* Stored data
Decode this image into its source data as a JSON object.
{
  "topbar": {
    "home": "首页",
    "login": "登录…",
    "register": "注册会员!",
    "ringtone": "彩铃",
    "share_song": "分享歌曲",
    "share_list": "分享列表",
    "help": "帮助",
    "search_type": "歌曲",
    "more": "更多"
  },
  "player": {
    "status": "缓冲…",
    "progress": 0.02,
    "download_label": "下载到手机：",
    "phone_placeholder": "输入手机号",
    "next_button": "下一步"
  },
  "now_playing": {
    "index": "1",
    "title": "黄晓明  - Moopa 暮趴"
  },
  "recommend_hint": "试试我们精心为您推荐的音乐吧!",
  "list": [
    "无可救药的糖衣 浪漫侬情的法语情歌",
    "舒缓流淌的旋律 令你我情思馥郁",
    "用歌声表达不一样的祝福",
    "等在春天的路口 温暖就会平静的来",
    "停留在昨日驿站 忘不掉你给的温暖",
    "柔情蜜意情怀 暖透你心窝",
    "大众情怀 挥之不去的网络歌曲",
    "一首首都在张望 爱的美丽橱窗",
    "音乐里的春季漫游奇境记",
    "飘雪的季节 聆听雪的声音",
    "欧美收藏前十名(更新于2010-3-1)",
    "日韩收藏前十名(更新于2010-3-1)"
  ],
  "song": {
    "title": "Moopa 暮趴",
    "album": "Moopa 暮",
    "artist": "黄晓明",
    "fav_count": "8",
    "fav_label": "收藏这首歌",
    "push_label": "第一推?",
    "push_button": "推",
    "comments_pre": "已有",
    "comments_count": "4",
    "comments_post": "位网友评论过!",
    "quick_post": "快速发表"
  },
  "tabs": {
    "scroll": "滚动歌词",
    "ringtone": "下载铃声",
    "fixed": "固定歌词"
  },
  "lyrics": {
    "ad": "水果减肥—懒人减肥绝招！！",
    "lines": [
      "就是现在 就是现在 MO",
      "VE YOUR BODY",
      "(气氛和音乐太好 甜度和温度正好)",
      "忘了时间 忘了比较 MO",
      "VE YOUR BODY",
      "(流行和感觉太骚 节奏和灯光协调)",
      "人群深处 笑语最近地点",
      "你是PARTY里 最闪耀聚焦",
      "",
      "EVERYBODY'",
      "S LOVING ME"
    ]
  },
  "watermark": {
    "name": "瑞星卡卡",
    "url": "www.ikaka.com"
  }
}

* Problem details
Repeat the listing in full, keeping every line exactly as it is.

* Exercise response
Decode this image into its source data as a JSON object.
{
  "topbar": {
    "home": "首页",
    "login": "登录…",
    "register": "注册会员!",
    "ringtone": "彩铃",
    "share_song": "分享歌曲",
    "share_list": "分享列表",
    "help": "帮助",
    "search_type": "歌曲",
    "more": "更多"
  },
  "player": {
    "status": "缓冲…",
    "progress": 0.02,
    "download_label": "下载到手机：",
    "phone_placeholder": "输入手机号",
    "next_button": "下一步"
  },
  "now_playing": {
    "index": "1",
    "title": "黄晓明  - Moopa 暮趴"
  },
  "recommend_hint": "试试我们精心为您推荐的音乐吧!",
  "list": [
    "无可救药的糖衣 浪漫侬情的法语情歌",
    "舒缓流淌的旋律 令你我情思馥郁",
    "用歌声表达不一样的祝福",
    "等在春天的路口 温暖就会平静的来",
    "停留在昨日驿站 忘不掉你给的温暖",
    "柔情蜜意情怀 暖透你心窝",
    "大众情怀 挥之不去的网络歌曲",
    "一首首都在张望 爱的美丽橱窗",
    "音乐里的春季漫游奇境记",
    "飘雪的季节 聆听雪的声音",
    "欧美收藏前十名(更新于2010-3-1)",
    "日韩收藏前十名(更新于2010-3-1)"
  ],
  "song": {
    "title": "Moopa 暮趴",
    "album": "Moopa 暮",
    "artist": "黄晓明",
    "fav_count": "8",
    "fav_label": "收藏这首歌",
    "push_label": "第一推?",
    "push_button": "推",
    "comments_pre": "已有",
    "comments_count": "4",
    "comments_post": "位网友评论过!",
    "quick_post": "快速发表"
  },
  "tabs": {
    "scroll": "滚动歌词",
    "ringtone": "下载铃声",
    "fixed": "固定歌词"
  },
  "lyrics": {
    "ad": "水果减肥—懒人减肥绝招！！",
    "lines": [
      "就是现在 就是现在 MO",
      "VE YOUR BODY",
      "(气氛和音乐太好 甜度和温度正好)",
      "忘了时间 忘了比较 MO",
      "VE YOUR BODY",
      "(流行和感觉太骚 节奏和灯光协调)",
      "人群深处 笑语最近地点",
      "你是PARTY里 最闪耀聚焦",
      "",
      "EVERYBODY'",
      "S LOVING ME"
    ]
  },
  "watermark": {
    "name": "瑞星卡卡",
    "url": "www.ikaka.com"
  }
}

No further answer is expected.